Task details — State how many lines in the listing below include the word "Arnold", and add nothing besides the number.

Data section —
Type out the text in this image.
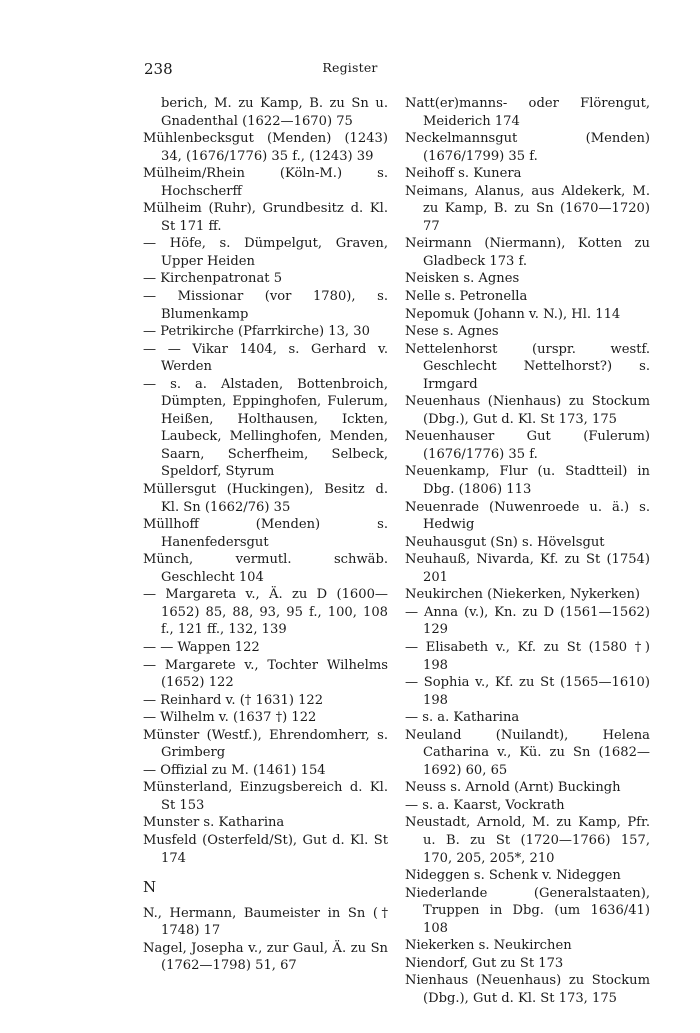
238	Register
berich, M. zu Kamp, B. zu Sn u. Gnadenthal (1622—1670) 75
Mühlenbecksgut (Menden) (1243) 34, (1676/1776) 35 f., (1243) 39
Mülheim/Rhein (Köln-M.) s. Hochscherff
Mülheim (Ruhr), Grundbesitz d. Kl. St 171 ff.
— Höfe, s. Dümpelgut, Graven, Upper Heiden
— Kirchenpatronat 5
— Missionar (vor 1780), s. Blumenkamp
— Petrikirche (Pfarrkirche) 13, 30
— — Vikar 1404, s. Gerhard v. Werden
— s. a. Alstaden, Bottenbroich, Dümpten, Eppinghofen, Fulerum, Heißen, Holthausen, Ickten, Laubeck, Mellinghofen, Menden, Saarn, Scherfheim, Selbeck, Speldorf, Styrum
Müllersgut (Huckingen), Besitz d. Kl. Sn (1662/76) 35
Müllhoff (Menden) s. Hanenfedersgut
Münch, vermutl. schwäb. Geschlecht 104
— Margareta v., Ä. zu D (1600—1652) 85, 88, 93, 95 f., 100, 108 f., 121 ff., 132, 139
— — Wappen 122
— Margarete v., Tochter Wilhelms (1652) 122
— Reinhard v. († 1631) 122
— Wilhelm v. (1637 †) 122
Münster (Westf.), Ehrendomherr, s. Grimberg
— Offizial zu M. (1461) 154
Münsterland, Einzugsbereich d. Kl. St 153
Munster s. Katharina
Musfeld (Osterfeld/St), Gut d. Kl. St 174
N
N., Hermann, Baumeister in Sn († 1748) 17
Nagel, Josepha v., zur Gaul, Ä. zu Sn (1762—1798) 51, 67
Natt(er)manns- oder Flörengut, Meiderich 174
Neckelmannsgut (Menden) (1676/1799) 35 f.
Neihoff s. Kunera
Neimans, Alanus, aus Aldekerk, M. zu Kamp, B. zu Sn (1670—1720) 77
Neirmann (Niermann), Kotten zu Gladbeck 173 f.
Neisken s. Agnes
Nelle s. Petronella
Nepomuk (Johann v. N.), Hl. 114
Nese s. Agnes
Nettelenhorst (urspr. westf. Geschlecht Nettelhorst?) s. Irmgard
Neuenhaus (Nienhaus) zu Stockum (Dbg.), Gut d. Kl. St 173, 175
Neuenhauser Gut (Fulerum) (1676/1776) 35 f.
Neuenkamp, Flur (u. Stadtteil) in Dbg. (1806) 113
Neuenrade (Nuwenroede u. ä.) s. Hedwig
Neuhausgut (Sn) s. Hövelsgut
Neuhauß, Nivarda, Kf. zu St (1754) 201
Neukirchen (Niekerken, Nykerken)
— Anna (v.), Kn. zu D (1561—1562) 129
— Elisabeth v., Kf. zu St (1580 †) 198
— Sophia v., Kf. zu St (1565—1610) 198
— s. a. Katharina
Neuland (Nuilandt), Helena Catharina v., Kü. zu Sn (1682—1692) 60, 65
Neuss s. Arnold (Arnt) Buckingh
— s. a. Kaarst, Vockrath
Neustadt, Arnold, M. zu Kamp, Pfr. u. B. zu St (1720—1766) 157, 170, 205, 205*, 210
Nideggen s. Schenk v. Nideggen
Niederlande (Generalstaaten), Truppen in Dbg. (um 1636/41) 108
Niekerken s. Neukirchen
Niendorf, Gut zu St 173
Nienhaus (Neuenhaus) zu Stockum (Dbg.), Gut d. Kl. St 173, 175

The completed task — 2